Problem description. Which lines of the records contain the word "Karachi"? Report each of them in full, treating uppercase and lowercase as different.

Start of Dataset excerpts

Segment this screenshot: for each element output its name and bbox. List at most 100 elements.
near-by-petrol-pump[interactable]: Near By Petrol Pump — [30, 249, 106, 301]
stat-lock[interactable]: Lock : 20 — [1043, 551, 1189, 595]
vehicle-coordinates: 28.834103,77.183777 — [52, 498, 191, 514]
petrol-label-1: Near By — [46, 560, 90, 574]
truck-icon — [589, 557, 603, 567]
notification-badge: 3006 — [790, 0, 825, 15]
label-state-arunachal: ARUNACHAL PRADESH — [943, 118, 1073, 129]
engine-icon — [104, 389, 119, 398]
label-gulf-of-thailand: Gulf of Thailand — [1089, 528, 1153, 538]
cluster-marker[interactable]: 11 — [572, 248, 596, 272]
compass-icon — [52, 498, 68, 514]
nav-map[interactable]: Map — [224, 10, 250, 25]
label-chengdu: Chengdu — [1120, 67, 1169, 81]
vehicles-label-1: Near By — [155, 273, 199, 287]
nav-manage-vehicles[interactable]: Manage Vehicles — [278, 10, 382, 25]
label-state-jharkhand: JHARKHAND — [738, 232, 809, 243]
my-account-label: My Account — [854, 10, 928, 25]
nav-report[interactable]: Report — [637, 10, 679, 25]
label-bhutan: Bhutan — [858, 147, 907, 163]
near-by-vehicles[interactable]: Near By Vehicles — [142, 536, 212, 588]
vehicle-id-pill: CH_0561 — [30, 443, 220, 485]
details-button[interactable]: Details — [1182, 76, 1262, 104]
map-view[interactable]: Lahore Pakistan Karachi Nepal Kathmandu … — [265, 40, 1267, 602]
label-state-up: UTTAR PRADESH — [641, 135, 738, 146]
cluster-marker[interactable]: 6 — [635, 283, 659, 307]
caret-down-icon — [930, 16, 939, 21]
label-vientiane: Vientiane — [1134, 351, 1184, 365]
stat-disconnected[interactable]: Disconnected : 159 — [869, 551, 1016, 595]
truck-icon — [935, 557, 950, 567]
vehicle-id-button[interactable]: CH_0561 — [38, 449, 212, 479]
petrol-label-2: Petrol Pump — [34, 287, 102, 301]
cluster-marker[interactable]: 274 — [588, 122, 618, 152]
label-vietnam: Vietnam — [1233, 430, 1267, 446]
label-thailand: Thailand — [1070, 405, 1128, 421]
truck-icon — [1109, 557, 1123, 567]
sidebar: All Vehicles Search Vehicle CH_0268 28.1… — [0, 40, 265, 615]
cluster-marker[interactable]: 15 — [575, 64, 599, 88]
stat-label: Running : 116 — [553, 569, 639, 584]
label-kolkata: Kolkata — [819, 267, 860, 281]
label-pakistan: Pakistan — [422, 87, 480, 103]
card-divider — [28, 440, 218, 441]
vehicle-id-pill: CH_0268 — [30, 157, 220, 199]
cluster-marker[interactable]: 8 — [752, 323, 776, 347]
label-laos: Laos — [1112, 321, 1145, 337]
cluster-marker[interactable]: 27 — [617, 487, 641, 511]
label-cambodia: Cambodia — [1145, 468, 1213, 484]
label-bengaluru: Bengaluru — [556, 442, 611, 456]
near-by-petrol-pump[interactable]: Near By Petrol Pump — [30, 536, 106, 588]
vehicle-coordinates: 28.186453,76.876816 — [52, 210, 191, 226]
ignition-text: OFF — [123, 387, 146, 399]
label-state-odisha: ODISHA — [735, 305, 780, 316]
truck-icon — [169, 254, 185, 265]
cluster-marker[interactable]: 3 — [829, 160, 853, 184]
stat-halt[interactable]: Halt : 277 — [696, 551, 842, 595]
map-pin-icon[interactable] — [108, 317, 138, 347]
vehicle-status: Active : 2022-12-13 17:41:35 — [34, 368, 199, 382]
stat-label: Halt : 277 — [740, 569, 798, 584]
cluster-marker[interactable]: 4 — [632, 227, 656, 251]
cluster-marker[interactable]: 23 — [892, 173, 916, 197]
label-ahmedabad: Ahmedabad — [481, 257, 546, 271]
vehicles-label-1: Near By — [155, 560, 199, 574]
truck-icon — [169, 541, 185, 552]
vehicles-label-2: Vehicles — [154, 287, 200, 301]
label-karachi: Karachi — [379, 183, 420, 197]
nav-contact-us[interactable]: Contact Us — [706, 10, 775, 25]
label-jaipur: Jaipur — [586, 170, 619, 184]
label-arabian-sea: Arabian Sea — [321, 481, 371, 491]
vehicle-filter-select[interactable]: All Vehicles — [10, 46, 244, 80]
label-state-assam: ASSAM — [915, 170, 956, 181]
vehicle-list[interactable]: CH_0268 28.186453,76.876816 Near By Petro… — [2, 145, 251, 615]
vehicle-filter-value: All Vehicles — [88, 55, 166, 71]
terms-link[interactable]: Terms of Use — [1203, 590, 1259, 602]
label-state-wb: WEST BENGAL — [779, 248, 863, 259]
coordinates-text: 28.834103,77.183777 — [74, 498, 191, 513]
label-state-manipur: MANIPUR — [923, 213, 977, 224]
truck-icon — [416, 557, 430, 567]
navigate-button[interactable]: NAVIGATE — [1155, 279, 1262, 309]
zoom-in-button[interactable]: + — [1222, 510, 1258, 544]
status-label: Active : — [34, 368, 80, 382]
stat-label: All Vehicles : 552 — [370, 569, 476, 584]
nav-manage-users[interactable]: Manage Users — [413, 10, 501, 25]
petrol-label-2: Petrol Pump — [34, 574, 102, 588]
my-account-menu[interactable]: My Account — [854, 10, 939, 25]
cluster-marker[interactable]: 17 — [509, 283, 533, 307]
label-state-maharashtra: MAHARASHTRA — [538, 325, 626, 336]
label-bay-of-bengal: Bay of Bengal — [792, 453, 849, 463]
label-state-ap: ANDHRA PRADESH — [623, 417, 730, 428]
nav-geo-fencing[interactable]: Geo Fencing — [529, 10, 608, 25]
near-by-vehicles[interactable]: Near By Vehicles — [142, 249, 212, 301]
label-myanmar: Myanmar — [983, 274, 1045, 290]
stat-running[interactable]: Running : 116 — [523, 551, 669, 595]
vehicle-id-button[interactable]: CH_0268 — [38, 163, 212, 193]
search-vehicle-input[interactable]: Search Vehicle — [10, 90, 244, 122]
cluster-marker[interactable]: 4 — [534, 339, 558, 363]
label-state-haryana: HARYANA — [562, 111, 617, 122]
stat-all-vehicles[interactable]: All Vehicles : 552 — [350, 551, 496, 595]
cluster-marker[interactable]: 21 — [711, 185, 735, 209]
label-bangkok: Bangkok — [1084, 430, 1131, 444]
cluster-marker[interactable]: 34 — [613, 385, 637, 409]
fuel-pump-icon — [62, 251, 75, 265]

End of Dataset excerpts

Written answer.
map-view[interactable]: Lahore Pakistan Karachi Nepal Kathmandu … — [265, 40, 1267, 602]
label-karachi: Karachi — [379, 183, 420, 197]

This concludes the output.